Stored items from a collection
begin
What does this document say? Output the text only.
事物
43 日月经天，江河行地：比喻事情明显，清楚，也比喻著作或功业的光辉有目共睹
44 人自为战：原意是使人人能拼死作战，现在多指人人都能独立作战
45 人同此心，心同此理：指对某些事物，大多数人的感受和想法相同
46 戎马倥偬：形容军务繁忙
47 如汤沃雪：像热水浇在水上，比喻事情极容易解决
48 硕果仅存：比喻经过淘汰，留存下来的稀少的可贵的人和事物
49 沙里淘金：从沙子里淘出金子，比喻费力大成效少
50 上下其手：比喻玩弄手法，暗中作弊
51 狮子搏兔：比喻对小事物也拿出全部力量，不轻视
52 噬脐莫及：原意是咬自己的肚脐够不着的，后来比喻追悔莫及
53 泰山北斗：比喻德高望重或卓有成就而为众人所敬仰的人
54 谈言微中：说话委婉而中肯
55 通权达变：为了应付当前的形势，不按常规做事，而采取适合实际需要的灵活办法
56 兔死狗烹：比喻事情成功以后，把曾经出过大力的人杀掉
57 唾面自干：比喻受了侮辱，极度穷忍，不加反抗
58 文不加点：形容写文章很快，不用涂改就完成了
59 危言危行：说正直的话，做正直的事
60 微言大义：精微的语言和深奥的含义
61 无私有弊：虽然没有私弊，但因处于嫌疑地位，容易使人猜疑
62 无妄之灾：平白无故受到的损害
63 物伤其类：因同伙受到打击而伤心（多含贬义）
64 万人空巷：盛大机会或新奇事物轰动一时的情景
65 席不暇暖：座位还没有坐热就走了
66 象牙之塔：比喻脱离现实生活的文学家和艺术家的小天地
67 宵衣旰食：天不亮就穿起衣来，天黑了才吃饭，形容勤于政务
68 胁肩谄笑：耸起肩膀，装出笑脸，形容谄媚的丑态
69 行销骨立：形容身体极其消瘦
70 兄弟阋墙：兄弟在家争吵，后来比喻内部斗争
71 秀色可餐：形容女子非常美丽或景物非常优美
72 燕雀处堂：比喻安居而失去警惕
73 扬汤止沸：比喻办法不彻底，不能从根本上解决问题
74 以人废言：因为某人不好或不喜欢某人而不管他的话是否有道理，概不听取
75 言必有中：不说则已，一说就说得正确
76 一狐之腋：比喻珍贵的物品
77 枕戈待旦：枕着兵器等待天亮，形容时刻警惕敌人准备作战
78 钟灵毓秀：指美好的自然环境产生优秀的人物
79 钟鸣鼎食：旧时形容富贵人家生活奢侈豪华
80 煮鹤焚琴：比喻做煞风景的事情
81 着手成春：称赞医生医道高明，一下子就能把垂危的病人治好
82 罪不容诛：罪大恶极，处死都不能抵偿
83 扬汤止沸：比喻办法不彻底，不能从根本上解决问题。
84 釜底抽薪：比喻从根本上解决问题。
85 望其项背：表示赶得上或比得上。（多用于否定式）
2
end
Do this
Copy out the whole listing exactly.

The completed task
What does this document say? Output the text only.
事物
43 日月经天，江河行地：比喻事情明显，清楚，也比喻著作或功业的光辉有目共睹
44 人自为战：原意是使人人能拼死作战，现在多指人人都能独立作战
45 人同此心，心同此理：指对某些事物，大多数人的感受和想法相同
46 戎马倥偬：形容军务繁忙
47 如汤沃雪：像热水浇在水上，比喻事情极容易解决
48 硕果仅存：比喻经过淘汰，留存下来的稀少的可贵的人和事物
49 沙里淘金：从沙子里淘出金子，比喻费力大成效少
50 上下其手：比喻玩弄手法，暗中作弊
51 狮子搏兔：比喻对小事物也拿出全部力量，不轻视
52 噬脐莫及：原意是咬自己的肚脐够不着的，后来比喻追悔莫及
53 泰山北斗：比喻德高望重或卓有成就而为众人所敬仰的人
54 谈言微中：说话委婉而中肯
55 通权达变：为了应付当前的形势，不按常规做事，而采取适合实际需要的灵活办法
56 兔死狗烹：比喻事情成功以后，把曾经出过大力的人杀掉
57 唾面自干：比喻受了侮辱，极度穷忍，不加反抗
58 文不加点：形容写文章很快，不用涂改就完成了
59 危言危行：说正直的话，做正直的事
60 微言大义：精微的语言和深奥的含义
61 无私有弊：虽然没有私弊，但因处于嫌疑地位，容易使人猜疑
62 无妄之灾：平白无故受到的损害
63 物伤其类：因同伙受到打击而伤心（多含贬义）
64 万人空巷：盛大机会或新奇事物轰动一时的情景
65 席不暇暖：座位还没有坐热就走了
66 象牙之塔：比喻脱离现实生活的文学家和艺术家的小天地
67 宵衣旰食：天不亮就穿起衣来，天黑了才吃饭，形容勤于政务
68 胁肩谄笑：耸起肩膀，装出笑脸，形容谄媚的丑态
69 行销骨立：形容身体极其消瘦
70 兄弟阋墙：兄弟在家争吵，后来比喻内部斗争
71 秀色可餐：形容女子非常美丽或景物非常优美
72 燕雀处堂：比喻安居而失去警惕
73 扬汤止沸：比喻办法不彻底，不能从根本上解决问题
74 以人废言：因为某人不好或不喜欢某人而不管他的话是否有道理，概不听取
75 言必有中：不说则已，一说就说得正确
76 一狐之腋：比喻珍贵的物品
77 枕戈待旦：枕着兵器等待天亮，形容时刻警惕敌人准备作战
78 钟灵毓秀：指美好的自然环境产生优秀的人物
79 钟鸣鼎食：旧时形容富贵人家生活奢侈豪华
80 煮鹤焚琴：比喻做煞风景的事情
81 着手成春：称赞医生医道高明，一下子就能把垂危的病人治好
82 罪不容诛：罪大恶极，处死都不能抵偿
83 扬汤止沸：比喻办法不彻底，不能从根本上解决问题。
84 釜底抽薪：比喻从根本上解决问题。
85 望其项背：表示赶得上或比得上。（多用于否定式）
2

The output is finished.